— Start Recorded information —

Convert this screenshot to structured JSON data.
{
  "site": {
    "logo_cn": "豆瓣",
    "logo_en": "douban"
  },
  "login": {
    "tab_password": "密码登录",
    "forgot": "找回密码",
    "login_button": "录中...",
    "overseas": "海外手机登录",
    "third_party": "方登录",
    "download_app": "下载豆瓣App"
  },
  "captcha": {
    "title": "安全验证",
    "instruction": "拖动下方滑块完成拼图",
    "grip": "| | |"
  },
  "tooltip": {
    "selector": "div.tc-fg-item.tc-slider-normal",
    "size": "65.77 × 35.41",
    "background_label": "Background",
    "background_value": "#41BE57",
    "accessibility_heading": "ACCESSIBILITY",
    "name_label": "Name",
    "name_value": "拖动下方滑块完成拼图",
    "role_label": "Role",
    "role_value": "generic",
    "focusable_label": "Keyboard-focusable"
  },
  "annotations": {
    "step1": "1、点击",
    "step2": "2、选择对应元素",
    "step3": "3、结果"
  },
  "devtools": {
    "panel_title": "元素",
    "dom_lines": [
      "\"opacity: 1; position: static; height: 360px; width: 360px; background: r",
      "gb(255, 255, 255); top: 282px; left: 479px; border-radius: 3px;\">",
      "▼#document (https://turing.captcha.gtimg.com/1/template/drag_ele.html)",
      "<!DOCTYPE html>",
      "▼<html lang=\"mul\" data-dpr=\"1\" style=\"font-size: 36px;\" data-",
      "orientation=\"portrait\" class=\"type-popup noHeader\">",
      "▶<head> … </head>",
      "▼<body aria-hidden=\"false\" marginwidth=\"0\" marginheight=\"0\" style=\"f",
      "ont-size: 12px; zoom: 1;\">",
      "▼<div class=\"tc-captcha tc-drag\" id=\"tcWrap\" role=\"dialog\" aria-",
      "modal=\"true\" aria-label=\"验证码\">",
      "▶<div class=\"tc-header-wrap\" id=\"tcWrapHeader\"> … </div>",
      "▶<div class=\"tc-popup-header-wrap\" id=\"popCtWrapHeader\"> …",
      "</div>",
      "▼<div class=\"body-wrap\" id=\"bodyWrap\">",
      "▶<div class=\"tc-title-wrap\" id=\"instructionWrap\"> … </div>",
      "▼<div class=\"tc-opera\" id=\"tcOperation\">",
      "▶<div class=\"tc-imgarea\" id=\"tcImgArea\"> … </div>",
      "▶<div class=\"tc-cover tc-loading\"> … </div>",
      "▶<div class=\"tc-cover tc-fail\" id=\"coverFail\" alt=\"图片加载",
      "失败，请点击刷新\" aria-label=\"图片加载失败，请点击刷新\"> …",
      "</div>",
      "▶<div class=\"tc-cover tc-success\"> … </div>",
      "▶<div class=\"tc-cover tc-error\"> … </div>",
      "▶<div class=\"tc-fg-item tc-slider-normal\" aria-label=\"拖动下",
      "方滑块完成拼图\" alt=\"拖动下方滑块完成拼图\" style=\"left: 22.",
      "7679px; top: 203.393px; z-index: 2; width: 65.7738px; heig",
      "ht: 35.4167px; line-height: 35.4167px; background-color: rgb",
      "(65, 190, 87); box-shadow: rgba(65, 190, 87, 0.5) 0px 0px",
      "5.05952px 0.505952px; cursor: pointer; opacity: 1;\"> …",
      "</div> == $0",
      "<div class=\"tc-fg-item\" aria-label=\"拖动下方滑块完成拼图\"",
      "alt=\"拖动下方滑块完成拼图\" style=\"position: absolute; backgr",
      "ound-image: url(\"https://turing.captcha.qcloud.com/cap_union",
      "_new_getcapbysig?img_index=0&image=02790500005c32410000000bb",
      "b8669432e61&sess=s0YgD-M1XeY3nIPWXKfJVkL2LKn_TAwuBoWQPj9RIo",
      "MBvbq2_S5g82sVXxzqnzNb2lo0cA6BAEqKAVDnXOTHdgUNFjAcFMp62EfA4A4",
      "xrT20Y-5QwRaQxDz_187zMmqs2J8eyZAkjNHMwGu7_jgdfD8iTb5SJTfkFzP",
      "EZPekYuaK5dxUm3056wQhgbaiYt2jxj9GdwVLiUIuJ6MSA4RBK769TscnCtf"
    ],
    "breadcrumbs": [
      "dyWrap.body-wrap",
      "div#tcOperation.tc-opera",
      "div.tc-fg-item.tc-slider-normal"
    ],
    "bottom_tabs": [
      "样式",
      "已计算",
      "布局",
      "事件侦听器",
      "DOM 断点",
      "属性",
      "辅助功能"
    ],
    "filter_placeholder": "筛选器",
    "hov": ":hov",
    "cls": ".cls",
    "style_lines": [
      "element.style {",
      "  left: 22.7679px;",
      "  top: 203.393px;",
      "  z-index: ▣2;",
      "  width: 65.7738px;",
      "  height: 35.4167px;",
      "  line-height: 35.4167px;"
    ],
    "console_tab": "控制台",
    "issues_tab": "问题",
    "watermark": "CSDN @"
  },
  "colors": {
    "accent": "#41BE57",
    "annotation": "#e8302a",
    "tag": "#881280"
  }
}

— End Recorded information —

Aim of the exercise:
Copy all of the material word for word.

Reply to the task:
Convert this screenshot to structured JSON data.
{
  "site": {
    "logo_cn": "豆瓣",
    "logo_en": "douban"
  },
  "login": {
    "tab_password": "密码登录",
    "forgot": "找回密码",
    "login_button": "录中...",
    "overseas": "海外手机登录",
    "third_party": "方登录",
    "download_app": "下载豆瓣App"
  },
  "captcha": {
    "title": "安全验证",
    "instruction": "拖动下方滑块完成拼图",
    "grip": "| | |"
  },
  "tooltip": {
    "selector": "div.tc-fg-item.tc-slider-normal",
    "size": "65.77 × 35.41",
    "background_label": "Background",
    "background_value": "#41BE57",
    "accessibility_heading": "ACCESSIBILITY",
    "name_label": "Name",
    "name_value": "拖动下方滑块完成拼图",
    "role_label": "Role",
    "role_value": "generic",
    "focusable_label": "Keyboard-focusable"
  },
  "annotations": {
    "step1": "1、点击",
    "step2": "2、选择对应元素",
    "step3": "3、结果"
  },
  "devtools": {
    "panel_title": "元素",
    "dom_lines": [
      "\"opacity: 1; position: static; height: 360px; width: 360px; background: r",
      "gb(255, 255, 255); top: 282px; left: 479px; border-radius: 3px;\">",
      "▼#document (https://turing.captcha.gtimg.com/1/template/drag_ele.html)",
      "<!DOCTYPE html>",
      "▼<html lang=\"mul\" data-dpr=\"1\" style=\"font-size: 36px;\" data-",
      "orientation=\"portrait\" class=\"type-popup noHeader\">",
      "▶<head> … </head>",
      "▼<body aria-hidden=\"false\" marginwidth=\"0\" marginheight=\"0\" style=\"f",
      "ont-size: 12px; zoom: 1;\">",
      "▼<div class=\"tc-captcha tc-drag\" id=\"tcWrap\" role=\"dialog\" aria-",
      "modal=\"true\" aria-label=\"验证码\">",
      "▶<div class=\"tc-header-wrap\" id=\"tcWrapHeader\"> … </div>",
      "▶<div class=\"tc-popup-header-wrap\" id=\"popCtWrapHeader\"> …",
      "</div>",
      "▼<div class=\"body-wrap\" id=\"bodyWrap\">",
      "▶<div class=\"tc-title-wrap\" id=\"instructionWrap\"> … </div>",
      "▼<div class=\"tc-opera\" id=\"tcOperation\">",
      "▶<div class=\"tc-imgarea\" id=\"tcImgArea\"> … </div>",
      "▶<div class=\"tc-cover tc-loading\"> … </div>",
      "▶<div class=\"tc-cover tc-fail\" id=\"coverFail\" alt=\"图片加载",
      "失败，请点击刷新\" aria-label=\"图片加载失败，请点击刷新\"> …",
      "</div>",
      "▶<div class=\"tc-cover tc-success\"> … </div>",
      "▶<div class=\"tc-cover tc-error\"> … </div>",
      "▶<div class=\"tc-fg-item tc-slider-normal\" aria-label=\"拖动下",
      "方滑块完成拼图\" alt=\"拖动下方滑块完成拼图\" style=\"left: 22.",
      "7679px; top: 203.393px; z-index: 2; width: 65.7738px; heig",
      "ht: 35.4167px; line-height: 35.4167px; background-color: rgb",
      "(65, 190, 87); box-shadow: rgba(65, 190, 87, 0.5) 0px 0px",
      "5.05952px 0.505952px; cursor: pointer; opacity: 1;\"> …",
      "</div> == $0",
      "<div class=\"tc-fg-item\" aria-label=\"拖动下方滑块完成拼图\"",
      "alt=\"拖动下方滑块完成拼图\" style=\"position: absolute; backgr",
      "ound-image: url(\"https://turing.captcha.qcloud.com/cap_union",
      "_new_getcapbysig?img_index=0&image=02790500005c32410000000bb",
      "b8669432e61&sess=s0YgD-M1XeY3nIPWXKfJVkL2LKn_TAwuBoWQPj9RIo",
      "MBvbq2_S5g82sVXxzqnzNb2lo0cA6BAEqKAVDnXOTHdgUNFjAcFMp62EfA4A4",
      "xrT20Y-5QwRaQxDz_187zMmqs2J8eyZAkjNHMwGu7_jgdfD8iTb5SJTfkFzP",
      "EZPekYuaK5dxUm3056wQhgbaiYt2jxj9GdwVLiUIuJ6MSA4RBK769TscnCtf"
    ],
    "breadcrumbs": [
      "dyWrap.body-wrap",
      "div#tcOperation.tc-opera",
      "div.tc-fg-item.tc-slider-normal"
    ],
    "bottom_tabs": [
      "样式",
      "已计算",
      "布局",
      "事件侦听器",
      "DOM 断点",
      "属性",
      "辅助功能"
    ],
    "filter_placeholder": "筛选器",
    "hov": ":hov",
    "cls": ".cls",
    "style_lines": [
      "element.style {",
      "  left: 22.7679px;",
      "  top: 203.393px;",
      "  z-index: ▣2;",
      "  width: 65.7738px;",
      "  height: 35.4167px;",
      "  line-height: 35.4167px;"
    ],
    "console_tab": "控制台",
    "issues_tab": "问题",
    "watermark": "CSDN @"
  },
  "colors": {
    "accent": "#41BE57",
    "annotation": "#e8302a",
    "tag": "#881280"
  }
}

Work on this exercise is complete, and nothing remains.